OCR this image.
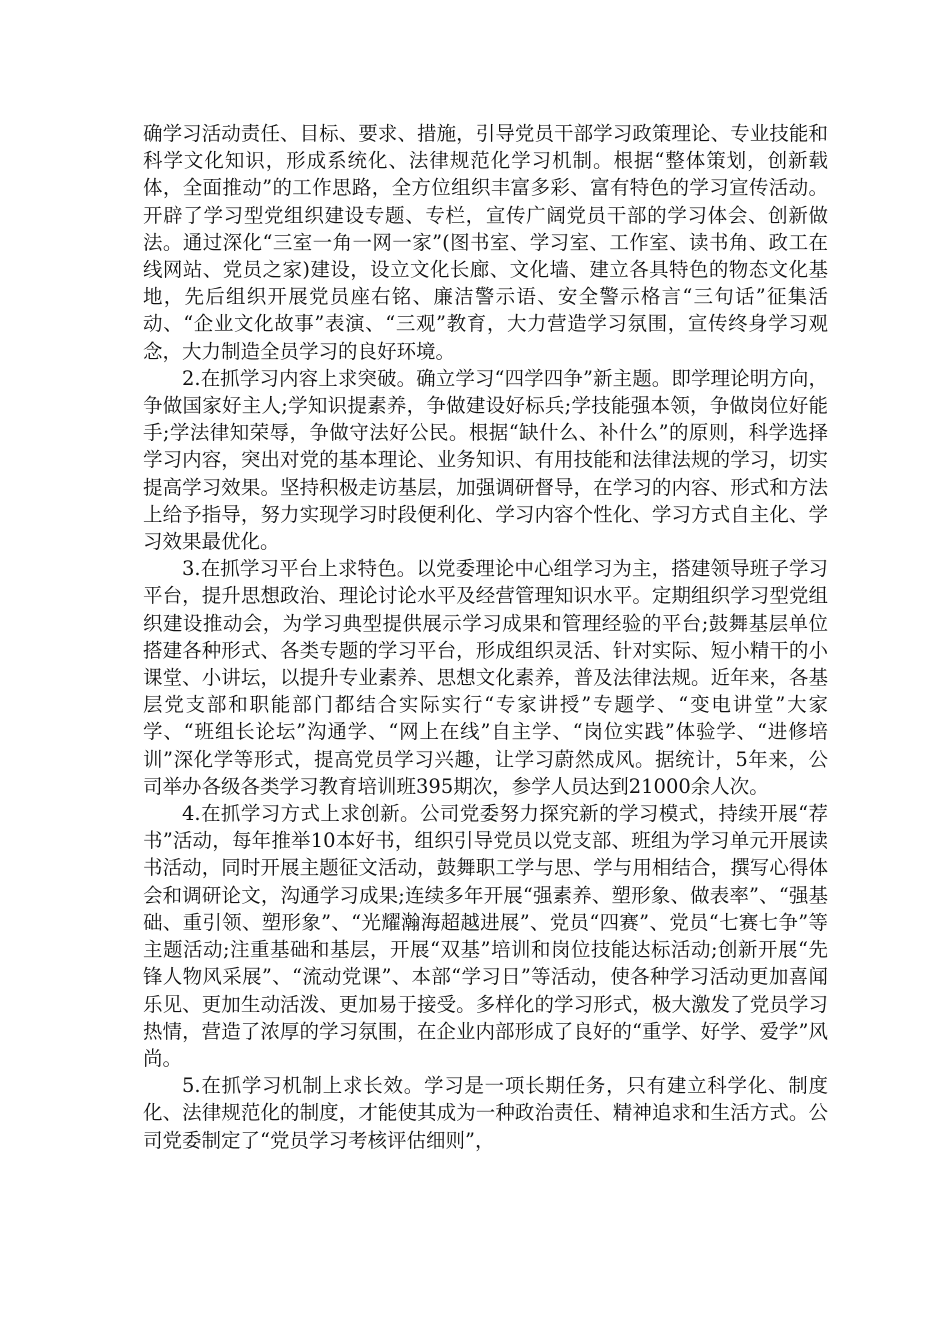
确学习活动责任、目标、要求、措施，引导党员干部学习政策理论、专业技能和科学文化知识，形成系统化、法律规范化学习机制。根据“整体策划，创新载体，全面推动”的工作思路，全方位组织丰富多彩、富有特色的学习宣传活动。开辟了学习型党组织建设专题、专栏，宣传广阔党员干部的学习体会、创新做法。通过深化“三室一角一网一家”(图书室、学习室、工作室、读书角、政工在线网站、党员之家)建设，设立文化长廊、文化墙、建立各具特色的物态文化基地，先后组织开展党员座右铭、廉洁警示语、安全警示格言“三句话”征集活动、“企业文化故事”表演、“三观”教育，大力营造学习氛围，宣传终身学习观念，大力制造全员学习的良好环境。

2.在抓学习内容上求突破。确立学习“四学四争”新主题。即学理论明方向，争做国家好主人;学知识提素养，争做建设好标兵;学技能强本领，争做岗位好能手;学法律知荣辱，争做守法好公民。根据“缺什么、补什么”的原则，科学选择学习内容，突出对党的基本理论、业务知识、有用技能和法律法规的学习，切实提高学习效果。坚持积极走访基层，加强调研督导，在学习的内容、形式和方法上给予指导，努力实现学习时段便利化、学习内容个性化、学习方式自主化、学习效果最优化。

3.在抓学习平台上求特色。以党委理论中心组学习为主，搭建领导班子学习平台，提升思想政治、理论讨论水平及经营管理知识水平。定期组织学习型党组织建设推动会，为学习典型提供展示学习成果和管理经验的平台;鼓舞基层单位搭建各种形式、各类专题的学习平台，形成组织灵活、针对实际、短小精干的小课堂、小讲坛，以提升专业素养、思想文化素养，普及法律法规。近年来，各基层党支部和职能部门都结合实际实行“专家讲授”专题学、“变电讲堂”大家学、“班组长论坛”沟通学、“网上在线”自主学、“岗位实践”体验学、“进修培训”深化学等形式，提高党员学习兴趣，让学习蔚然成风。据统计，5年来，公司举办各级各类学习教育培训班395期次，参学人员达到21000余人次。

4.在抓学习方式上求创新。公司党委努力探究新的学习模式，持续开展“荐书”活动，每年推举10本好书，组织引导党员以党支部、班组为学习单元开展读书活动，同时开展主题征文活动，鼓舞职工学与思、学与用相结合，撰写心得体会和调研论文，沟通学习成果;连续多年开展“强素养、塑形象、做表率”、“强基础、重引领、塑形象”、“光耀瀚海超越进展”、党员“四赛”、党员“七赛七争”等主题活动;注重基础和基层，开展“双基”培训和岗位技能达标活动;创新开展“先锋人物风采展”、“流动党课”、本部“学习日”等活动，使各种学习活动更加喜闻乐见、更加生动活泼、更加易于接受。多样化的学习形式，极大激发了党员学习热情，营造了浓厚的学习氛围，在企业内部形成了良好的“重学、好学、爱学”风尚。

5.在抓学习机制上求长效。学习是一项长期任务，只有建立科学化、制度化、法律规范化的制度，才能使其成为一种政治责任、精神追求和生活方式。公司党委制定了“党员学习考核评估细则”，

----

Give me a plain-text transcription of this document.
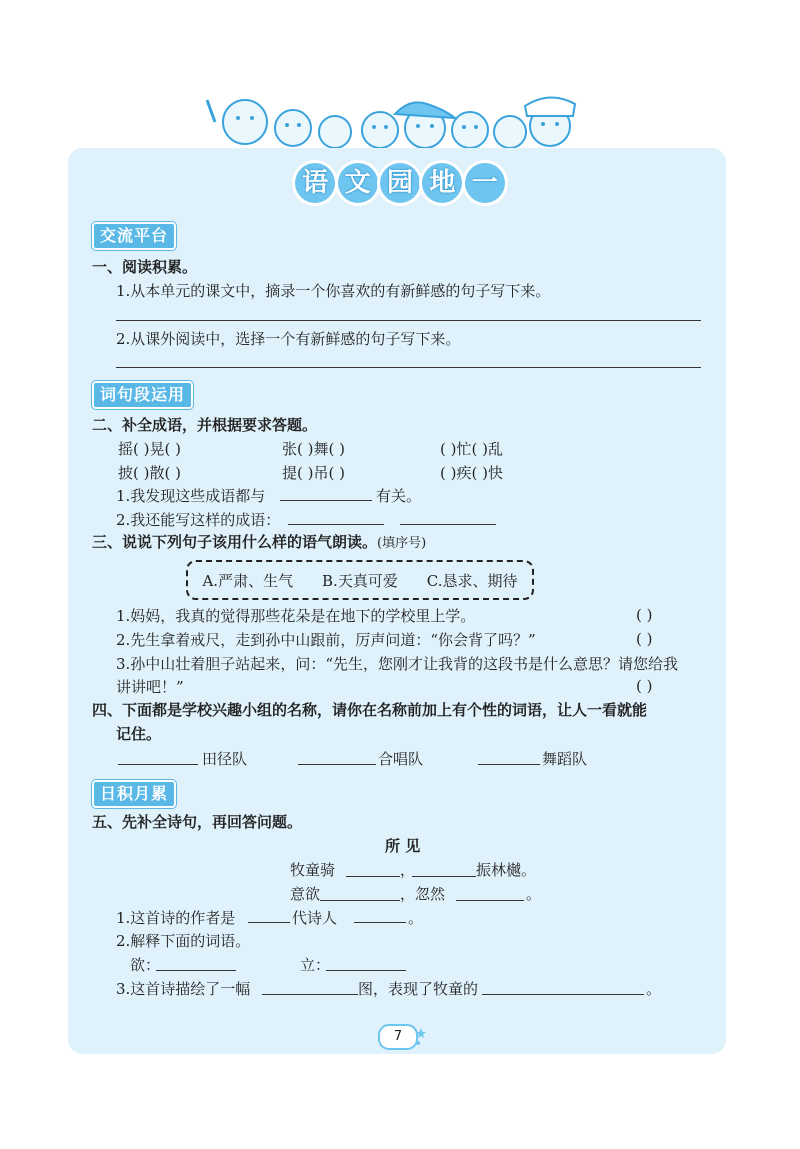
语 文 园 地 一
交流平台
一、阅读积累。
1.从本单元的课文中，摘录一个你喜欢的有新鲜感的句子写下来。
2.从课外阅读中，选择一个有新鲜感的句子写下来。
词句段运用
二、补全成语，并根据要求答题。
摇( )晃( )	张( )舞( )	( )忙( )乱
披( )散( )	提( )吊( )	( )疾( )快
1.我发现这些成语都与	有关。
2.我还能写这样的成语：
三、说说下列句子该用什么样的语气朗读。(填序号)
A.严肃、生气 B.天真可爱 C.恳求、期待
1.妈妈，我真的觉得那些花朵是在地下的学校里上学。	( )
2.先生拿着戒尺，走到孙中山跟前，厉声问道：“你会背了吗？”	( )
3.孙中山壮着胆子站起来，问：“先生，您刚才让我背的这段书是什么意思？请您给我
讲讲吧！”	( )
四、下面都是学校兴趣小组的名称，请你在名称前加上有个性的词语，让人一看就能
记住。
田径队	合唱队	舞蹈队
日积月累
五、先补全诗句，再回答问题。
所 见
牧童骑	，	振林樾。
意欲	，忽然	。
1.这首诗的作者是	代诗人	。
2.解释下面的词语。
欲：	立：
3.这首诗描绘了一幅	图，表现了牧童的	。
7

----

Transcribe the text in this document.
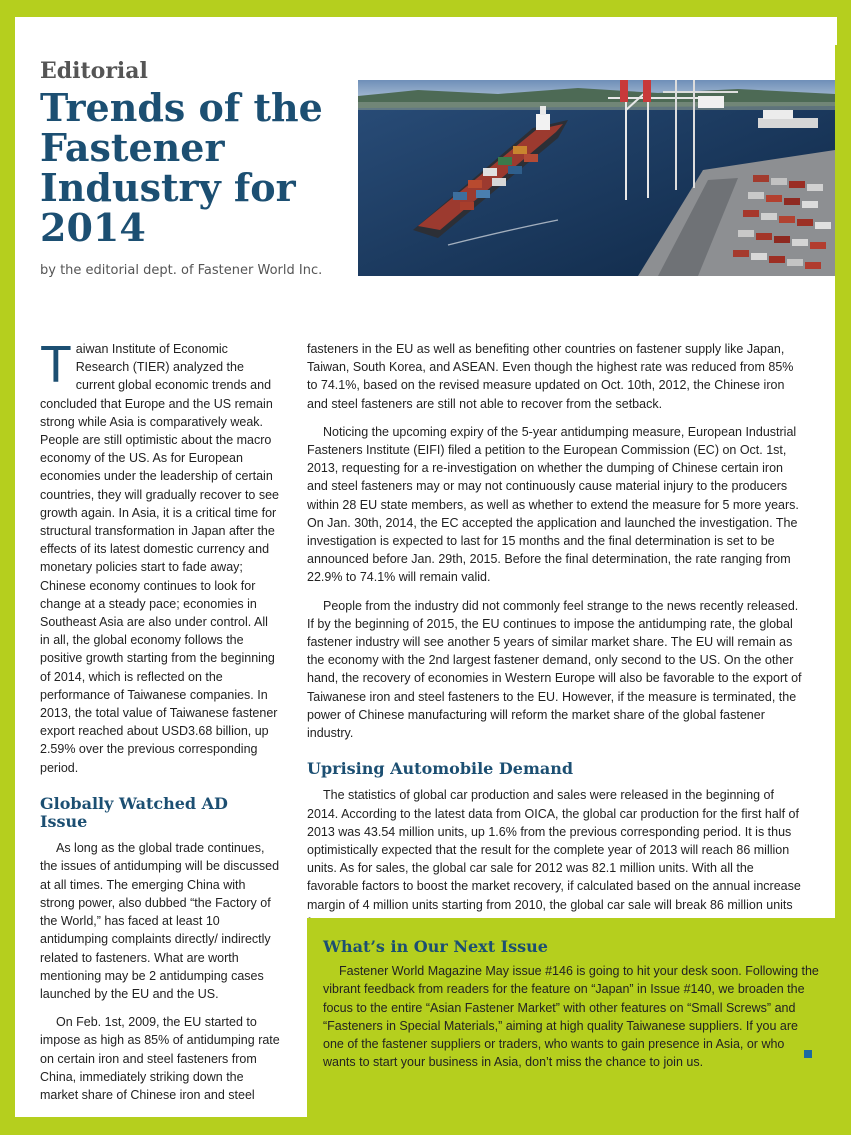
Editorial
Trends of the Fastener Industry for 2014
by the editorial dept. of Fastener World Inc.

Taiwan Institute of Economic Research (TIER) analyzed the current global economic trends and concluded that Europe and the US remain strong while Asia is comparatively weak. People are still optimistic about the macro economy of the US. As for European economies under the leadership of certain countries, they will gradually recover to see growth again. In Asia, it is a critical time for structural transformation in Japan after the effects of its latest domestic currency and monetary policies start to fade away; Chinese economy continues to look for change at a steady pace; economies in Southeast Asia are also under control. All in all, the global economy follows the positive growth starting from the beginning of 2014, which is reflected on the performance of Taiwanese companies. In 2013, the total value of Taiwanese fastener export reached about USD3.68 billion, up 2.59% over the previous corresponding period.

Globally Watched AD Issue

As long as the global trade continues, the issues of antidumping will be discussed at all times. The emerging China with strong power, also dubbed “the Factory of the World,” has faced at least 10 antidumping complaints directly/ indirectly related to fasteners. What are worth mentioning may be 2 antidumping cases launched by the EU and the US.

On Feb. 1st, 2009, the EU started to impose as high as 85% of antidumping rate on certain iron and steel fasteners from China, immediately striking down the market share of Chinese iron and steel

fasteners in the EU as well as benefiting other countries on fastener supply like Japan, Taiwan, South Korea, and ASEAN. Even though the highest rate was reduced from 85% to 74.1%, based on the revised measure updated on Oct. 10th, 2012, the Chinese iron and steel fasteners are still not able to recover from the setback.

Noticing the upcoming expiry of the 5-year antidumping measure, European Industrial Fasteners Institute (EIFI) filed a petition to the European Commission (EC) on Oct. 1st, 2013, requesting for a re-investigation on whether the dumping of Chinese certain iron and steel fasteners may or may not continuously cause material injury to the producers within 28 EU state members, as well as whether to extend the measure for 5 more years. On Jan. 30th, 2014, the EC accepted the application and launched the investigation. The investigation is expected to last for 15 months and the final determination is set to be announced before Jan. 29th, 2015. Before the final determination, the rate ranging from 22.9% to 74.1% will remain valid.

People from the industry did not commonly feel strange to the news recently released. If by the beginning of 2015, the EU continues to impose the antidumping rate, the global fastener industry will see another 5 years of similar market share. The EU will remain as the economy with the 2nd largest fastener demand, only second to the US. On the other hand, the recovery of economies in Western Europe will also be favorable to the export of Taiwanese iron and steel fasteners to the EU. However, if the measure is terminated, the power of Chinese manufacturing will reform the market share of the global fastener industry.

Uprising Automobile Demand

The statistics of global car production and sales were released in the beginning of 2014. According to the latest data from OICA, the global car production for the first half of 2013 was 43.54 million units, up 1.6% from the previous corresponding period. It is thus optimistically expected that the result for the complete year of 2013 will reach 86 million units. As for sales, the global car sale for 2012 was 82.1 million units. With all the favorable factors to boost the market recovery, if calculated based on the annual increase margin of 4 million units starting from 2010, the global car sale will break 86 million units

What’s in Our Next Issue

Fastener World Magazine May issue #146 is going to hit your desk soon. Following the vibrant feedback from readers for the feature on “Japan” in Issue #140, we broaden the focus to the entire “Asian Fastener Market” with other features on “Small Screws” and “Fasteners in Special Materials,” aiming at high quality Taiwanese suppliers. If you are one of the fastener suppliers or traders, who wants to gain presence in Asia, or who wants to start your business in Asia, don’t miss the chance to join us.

----

## To do:
Among the lines above, determine how many hold the word "document"; report the figure alone.

## Full output:
2